» THE INPUT:
==========

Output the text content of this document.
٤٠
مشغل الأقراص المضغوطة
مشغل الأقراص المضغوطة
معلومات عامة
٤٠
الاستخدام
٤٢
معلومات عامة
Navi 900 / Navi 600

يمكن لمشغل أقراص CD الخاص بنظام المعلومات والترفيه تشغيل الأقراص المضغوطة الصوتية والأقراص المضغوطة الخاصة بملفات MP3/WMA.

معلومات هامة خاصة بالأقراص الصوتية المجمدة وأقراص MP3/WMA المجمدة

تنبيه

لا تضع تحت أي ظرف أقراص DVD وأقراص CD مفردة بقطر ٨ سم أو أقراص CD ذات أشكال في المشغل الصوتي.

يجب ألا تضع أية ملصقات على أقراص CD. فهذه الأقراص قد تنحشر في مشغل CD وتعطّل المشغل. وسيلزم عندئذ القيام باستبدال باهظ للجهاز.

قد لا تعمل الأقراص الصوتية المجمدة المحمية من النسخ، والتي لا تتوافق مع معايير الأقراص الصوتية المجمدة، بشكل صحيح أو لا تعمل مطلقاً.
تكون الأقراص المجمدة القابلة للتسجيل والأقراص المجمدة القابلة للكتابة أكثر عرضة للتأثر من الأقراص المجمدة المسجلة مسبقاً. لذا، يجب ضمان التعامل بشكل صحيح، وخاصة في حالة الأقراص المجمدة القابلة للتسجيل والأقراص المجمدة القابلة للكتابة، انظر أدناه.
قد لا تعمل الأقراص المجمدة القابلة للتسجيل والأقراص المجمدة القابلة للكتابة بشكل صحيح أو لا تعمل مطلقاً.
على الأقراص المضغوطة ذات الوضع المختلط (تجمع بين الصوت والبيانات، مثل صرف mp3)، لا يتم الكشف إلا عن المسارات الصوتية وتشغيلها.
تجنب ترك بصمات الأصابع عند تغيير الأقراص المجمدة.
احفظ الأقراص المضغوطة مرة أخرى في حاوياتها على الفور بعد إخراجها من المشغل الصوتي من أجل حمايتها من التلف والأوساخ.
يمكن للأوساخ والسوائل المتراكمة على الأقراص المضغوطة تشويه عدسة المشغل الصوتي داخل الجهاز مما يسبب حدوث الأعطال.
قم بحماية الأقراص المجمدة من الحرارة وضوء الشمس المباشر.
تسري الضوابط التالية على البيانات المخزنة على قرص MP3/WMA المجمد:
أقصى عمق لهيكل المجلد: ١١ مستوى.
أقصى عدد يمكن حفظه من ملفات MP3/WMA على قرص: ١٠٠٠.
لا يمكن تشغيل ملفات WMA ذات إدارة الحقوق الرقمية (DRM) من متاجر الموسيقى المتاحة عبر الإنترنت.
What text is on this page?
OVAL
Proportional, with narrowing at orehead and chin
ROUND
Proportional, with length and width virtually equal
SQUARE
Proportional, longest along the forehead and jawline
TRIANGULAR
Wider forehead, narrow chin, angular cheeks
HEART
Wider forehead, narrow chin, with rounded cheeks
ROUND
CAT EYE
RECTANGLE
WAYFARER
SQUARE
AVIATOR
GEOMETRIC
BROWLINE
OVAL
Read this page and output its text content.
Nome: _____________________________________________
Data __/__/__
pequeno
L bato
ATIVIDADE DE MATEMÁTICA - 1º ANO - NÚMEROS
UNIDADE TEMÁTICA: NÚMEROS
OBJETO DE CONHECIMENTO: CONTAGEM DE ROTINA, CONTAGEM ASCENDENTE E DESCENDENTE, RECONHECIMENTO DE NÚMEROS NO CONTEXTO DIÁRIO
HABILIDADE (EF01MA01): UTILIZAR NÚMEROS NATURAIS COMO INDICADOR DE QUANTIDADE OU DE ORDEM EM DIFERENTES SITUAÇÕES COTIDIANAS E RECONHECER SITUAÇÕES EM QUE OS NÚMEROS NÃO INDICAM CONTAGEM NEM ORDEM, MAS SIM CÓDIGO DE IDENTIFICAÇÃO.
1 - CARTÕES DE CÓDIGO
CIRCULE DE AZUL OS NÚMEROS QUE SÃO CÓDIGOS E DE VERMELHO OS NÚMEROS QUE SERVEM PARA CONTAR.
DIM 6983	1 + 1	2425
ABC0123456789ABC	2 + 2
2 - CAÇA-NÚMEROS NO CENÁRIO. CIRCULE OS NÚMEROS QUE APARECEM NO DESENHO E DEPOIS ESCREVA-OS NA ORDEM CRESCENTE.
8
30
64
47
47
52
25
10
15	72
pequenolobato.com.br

==========

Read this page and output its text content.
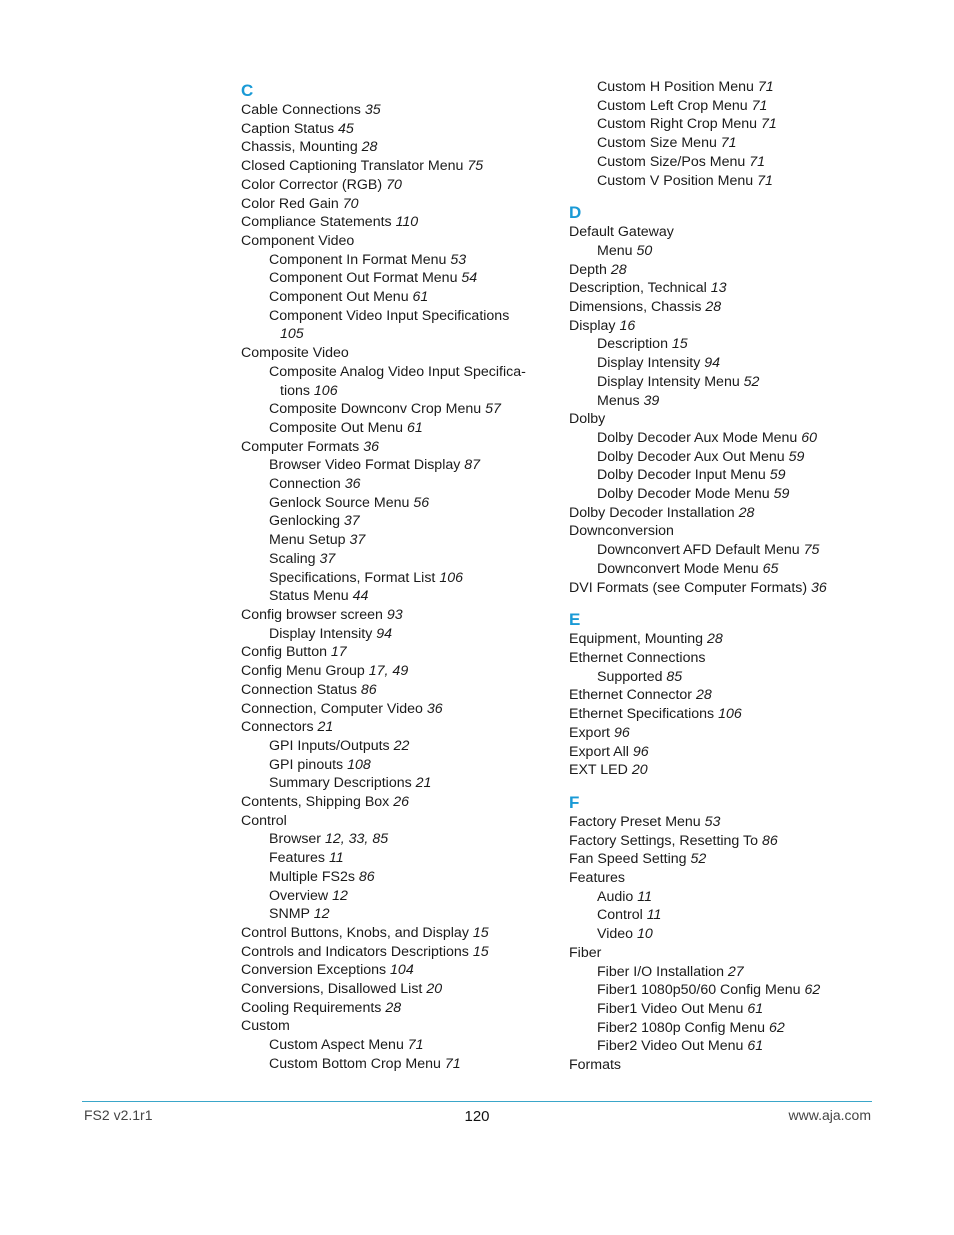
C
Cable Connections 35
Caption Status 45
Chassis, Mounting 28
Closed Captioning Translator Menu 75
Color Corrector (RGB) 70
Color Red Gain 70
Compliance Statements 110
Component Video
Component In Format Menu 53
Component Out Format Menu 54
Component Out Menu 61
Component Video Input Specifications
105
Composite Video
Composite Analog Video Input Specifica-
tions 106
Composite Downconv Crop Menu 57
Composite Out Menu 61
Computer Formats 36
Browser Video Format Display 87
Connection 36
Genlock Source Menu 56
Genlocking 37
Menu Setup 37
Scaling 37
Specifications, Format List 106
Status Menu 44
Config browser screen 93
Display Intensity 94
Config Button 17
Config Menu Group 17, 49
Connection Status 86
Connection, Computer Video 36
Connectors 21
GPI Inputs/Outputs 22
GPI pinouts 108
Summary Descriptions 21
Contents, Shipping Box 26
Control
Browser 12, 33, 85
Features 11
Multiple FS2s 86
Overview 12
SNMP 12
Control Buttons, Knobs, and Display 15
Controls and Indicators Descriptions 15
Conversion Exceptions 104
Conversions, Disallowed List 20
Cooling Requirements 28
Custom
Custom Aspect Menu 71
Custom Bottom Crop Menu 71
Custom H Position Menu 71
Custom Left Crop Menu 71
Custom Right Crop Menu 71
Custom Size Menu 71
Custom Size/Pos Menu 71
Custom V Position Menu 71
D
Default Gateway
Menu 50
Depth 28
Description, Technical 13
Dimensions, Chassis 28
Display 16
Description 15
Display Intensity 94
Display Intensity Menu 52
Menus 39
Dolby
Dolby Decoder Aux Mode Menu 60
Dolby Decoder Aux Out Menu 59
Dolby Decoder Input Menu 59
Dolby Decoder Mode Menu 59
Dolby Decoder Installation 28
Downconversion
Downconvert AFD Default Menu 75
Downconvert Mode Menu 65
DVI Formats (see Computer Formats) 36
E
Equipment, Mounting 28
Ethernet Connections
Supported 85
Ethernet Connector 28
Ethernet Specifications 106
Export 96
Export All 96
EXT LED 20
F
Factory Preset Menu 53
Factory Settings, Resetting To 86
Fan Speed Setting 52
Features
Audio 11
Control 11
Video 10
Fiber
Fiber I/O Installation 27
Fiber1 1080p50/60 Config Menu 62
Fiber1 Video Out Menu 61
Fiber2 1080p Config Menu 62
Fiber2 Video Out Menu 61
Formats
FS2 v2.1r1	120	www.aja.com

==========

Go through the entries and return each line where the word "Chassis" appears.

» RESULT BELOW:
Chassis, Mounting 28
Dimensions, Chassis 28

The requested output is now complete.